-- begin Input rows --

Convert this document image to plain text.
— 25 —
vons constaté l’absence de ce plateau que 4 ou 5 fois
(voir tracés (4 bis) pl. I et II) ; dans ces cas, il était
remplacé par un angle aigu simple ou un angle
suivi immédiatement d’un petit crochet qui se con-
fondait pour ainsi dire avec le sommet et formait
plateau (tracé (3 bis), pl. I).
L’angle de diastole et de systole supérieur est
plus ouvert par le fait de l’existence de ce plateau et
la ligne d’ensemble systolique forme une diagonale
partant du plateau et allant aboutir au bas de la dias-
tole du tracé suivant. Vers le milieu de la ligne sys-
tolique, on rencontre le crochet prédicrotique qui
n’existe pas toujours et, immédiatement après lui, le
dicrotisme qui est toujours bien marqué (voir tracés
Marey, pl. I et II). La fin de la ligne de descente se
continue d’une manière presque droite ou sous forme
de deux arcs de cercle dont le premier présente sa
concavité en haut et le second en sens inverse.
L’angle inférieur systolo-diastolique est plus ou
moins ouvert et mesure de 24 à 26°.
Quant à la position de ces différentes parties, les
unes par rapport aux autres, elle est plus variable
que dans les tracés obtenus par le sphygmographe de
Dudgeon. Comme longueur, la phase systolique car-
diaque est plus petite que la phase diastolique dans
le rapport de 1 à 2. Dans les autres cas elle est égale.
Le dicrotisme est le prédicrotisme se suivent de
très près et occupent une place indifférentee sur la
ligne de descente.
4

-- end Input rows --

**What this task involves:** Return the material in full, exactly as shown.

**Exercise result:**
Convert this document image to plain text.
— 25 —
vons constaté l’absence de ce plateau que 4 ou 5 fois
(voir tracés (4 bis) pl. I et II) ; dans ces cas, il était
remplacé par un angle aigu simple ou un angle
suivi immédiatement d’un petit crochet qui se con-
fondait pour ainsi dire avec le sommet et formait
plateau (tracé (3 bis), pl. I).
L’angle de diastole et de systole supérieur est
plus ouvert par le fait de l’existence de ce plateau et
la ligne d’ensemble systolique forme une diagonale
partant du plateau et allant aboutir au bas de la dias-
tole du tracé suivant. Vers le milieu de la ligne sys-
tolique, on rencontre le crochet prédicrotique qui
n’existe pas toujours et, immédiatement après lui, le
dicrotisme qui est toujours bien marqué (voir tracés
Marey, pl. I et II). La fin de la ligne de descente se
continue d’une manière presque droite ou sous forme
de deux arcs de cercle dont le premier présente sa
concavité en haut et le second en sens inverse.
L’angle inférieur systolo-diastolique est plus ou
moins ouvert et mesure de 24 à 26°.
Quant à la position de ces différentes parties, les
unes par rapport aux autres, elle est plus variable
que dans les tracés obtenus par le sphygmographe de
Dudgeon. Comme longueur, la phase systolique car-
diaque est plus petite que la phase diastolique dans
le rapport de 1 à 2. Dans les autres cas elle est égale.
Le dicrotisme est le prédicrotisme se suivent de
très près et occupent une place indifférentee sur la
ligne de descente.
4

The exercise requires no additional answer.